[START MATERIAL FOR THE TASK]
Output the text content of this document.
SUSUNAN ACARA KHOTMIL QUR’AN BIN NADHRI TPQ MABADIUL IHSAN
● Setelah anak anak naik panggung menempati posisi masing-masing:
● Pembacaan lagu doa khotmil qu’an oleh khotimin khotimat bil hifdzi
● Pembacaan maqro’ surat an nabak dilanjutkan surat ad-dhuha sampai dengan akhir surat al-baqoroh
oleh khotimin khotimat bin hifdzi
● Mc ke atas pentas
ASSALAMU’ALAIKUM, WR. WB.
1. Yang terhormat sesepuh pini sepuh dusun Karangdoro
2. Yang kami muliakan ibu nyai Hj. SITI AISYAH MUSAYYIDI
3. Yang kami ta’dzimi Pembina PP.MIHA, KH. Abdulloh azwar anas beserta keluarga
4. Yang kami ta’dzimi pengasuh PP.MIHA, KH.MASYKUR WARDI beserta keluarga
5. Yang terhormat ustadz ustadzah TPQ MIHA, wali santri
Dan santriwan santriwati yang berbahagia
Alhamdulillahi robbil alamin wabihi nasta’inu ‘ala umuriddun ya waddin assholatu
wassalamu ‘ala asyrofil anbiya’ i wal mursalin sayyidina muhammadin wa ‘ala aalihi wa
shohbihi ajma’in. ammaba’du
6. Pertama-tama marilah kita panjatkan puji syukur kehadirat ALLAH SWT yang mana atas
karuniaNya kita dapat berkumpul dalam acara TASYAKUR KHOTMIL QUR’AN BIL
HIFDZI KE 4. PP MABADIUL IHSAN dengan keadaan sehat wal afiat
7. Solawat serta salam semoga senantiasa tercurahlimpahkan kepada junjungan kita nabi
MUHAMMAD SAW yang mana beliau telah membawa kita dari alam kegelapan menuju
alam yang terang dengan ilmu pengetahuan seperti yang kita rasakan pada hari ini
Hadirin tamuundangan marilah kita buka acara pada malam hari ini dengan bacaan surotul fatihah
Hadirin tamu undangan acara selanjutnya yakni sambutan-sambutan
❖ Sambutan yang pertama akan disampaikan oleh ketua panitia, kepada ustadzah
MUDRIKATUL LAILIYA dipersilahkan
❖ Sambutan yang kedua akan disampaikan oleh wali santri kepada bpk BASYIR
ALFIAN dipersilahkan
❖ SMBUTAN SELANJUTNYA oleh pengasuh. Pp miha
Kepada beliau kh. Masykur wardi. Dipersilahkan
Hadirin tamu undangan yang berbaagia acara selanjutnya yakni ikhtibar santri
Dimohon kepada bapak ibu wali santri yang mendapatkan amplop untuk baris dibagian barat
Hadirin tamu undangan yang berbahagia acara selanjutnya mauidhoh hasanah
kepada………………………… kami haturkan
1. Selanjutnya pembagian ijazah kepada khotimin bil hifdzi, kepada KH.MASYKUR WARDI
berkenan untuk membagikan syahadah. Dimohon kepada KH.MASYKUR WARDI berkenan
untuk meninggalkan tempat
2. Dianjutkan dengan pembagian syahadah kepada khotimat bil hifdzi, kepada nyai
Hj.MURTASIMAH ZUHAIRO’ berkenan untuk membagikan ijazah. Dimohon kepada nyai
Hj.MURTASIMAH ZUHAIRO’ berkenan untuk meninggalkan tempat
[END MATERIAL FOR THE TASK]
List all lines where "syahadah" occurs.

**SOLVED PROBLEM:**
berkenan untuk membagikan syahadah. Dimohon kepada KH.MASYKUR WARDI berkenan
2. Dianjutkan dengan pembagian syahadah kepada khotimat bil hifdzi, kepada nyai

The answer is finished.